• _WHAT THE TASK REQUIRES_
State how many lines hold the string "Konya". Give the number and nothing else.

• _DATASET RECORDS_

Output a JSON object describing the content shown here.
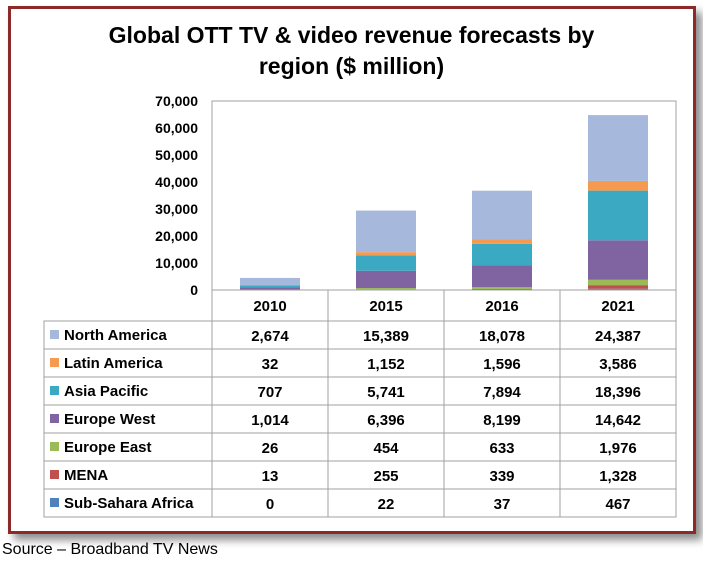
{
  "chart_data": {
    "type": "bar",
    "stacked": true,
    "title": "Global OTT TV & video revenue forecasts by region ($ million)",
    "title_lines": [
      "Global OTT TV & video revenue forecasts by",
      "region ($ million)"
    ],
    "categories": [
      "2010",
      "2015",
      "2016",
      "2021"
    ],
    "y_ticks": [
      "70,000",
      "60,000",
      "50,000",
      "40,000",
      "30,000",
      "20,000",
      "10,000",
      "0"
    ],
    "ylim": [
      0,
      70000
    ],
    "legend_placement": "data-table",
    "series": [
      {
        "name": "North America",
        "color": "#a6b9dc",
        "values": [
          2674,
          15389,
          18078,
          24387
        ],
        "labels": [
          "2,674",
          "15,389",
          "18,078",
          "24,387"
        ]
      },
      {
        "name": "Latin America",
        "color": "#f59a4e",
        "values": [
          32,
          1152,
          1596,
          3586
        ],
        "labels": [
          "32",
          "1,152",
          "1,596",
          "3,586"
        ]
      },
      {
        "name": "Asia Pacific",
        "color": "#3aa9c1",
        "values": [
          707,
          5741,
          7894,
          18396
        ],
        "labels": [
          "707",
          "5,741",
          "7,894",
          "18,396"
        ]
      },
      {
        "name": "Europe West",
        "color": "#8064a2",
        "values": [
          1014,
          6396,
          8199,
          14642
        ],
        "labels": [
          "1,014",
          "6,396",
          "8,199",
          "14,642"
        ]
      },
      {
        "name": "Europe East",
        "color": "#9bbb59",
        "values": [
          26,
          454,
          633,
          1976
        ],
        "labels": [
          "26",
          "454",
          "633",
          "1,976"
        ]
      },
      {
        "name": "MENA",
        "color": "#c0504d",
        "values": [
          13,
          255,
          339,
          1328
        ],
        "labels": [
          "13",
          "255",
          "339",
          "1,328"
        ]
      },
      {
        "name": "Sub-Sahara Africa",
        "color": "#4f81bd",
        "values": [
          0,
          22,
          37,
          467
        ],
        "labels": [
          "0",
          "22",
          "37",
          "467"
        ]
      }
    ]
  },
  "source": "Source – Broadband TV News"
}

* * *

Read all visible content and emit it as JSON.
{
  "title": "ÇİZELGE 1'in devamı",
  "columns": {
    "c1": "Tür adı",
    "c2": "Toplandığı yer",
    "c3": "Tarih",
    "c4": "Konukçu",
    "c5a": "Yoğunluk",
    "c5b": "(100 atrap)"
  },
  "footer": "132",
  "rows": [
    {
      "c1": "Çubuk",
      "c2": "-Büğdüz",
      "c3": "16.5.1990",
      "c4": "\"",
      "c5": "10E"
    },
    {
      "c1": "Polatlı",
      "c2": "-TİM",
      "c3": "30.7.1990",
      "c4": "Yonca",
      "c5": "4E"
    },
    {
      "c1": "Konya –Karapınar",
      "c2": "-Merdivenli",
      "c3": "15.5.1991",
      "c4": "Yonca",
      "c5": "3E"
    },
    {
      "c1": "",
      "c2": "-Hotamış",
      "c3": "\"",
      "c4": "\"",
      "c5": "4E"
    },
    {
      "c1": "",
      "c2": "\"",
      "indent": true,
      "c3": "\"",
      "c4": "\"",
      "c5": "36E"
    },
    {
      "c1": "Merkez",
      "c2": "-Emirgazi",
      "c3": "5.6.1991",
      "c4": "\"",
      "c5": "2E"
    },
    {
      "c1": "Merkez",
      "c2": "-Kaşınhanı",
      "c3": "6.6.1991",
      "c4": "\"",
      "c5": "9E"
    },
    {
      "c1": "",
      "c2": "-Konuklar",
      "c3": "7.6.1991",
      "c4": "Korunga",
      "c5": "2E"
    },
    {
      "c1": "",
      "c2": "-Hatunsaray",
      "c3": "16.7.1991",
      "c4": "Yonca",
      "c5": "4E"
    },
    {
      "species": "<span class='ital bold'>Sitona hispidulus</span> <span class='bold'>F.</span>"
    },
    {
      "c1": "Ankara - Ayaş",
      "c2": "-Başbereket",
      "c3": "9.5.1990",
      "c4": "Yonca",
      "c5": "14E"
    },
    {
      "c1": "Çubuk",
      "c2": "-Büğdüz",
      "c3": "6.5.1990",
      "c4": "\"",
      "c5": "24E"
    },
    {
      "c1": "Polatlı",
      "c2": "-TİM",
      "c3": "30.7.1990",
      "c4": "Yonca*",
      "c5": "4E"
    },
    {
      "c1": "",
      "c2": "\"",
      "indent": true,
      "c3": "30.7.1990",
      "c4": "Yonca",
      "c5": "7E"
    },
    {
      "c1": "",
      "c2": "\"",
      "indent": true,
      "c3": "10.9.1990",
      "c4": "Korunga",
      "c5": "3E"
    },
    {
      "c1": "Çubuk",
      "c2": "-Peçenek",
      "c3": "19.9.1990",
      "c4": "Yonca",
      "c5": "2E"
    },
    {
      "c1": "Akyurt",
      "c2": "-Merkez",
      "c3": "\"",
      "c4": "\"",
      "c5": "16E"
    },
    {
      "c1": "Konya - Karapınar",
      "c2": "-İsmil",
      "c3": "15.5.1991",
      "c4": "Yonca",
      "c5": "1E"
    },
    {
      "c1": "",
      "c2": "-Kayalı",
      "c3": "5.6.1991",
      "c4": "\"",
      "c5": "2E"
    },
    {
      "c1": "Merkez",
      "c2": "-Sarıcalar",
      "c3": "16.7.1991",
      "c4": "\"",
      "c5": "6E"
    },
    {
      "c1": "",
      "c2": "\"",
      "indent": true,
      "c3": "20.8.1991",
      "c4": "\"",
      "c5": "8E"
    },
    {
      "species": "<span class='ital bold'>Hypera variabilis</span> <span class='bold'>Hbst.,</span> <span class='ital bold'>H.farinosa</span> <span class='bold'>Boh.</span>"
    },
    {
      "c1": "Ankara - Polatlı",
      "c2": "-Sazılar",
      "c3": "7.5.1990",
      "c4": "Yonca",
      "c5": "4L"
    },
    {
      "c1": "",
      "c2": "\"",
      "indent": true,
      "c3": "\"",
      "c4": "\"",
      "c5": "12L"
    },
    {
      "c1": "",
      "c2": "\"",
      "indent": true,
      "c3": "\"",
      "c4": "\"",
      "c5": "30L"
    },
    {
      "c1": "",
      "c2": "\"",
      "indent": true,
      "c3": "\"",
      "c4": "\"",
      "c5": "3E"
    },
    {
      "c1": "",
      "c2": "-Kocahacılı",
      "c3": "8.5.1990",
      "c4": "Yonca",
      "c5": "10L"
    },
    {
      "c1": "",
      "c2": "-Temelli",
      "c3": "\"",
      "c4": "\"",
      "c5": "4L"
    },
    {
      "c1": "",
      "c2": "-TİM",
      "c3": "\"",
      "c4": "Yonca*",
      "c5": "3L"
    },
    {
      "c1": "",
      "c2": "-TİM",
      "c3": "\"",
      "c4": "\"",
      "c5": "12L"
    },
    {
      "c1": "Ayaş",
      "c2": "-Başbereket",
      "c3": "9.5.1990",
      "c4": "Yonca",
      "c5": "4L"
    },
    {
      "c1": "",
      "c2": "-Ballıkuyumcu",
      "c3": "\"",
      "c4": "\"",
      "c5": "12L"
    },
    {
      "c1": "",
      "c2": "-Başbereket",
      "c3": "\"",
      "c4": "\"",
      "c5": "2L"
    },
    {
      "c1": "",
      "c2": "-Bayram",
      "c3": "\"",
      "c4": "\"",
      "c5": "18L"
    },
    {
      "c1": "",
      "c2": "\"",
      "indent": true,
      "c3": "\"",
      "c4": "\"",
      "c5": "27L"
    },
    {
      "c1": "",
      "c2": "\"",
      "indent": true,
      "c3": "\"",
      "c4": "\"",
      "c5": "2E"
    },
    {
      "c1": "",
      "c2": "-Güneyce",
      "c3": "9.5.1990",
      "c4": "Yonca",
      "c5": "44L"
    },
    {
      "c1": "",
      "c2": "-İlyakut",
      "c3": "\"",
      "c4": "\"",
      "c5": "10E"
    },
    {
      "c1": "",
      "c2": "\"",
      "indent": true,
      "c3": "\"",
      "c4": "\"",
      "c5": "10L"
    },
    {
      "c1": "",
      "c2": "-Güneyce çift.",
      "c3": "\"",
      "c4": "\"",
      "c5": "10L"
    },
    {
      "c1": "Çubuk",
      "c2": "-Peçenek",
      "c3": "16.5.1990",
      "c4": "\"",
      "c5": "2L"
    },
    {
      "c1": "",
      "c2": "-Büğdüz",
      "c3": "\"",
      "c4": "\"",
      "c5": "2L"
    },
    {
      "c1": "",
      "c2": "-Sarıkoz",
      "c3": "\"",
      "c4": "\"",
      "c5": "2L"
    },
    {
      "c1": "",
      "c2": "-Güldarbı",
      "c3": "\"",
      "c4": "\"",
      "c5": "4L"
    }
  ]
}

• _SOLUTION TO THIS EXERCISE_
2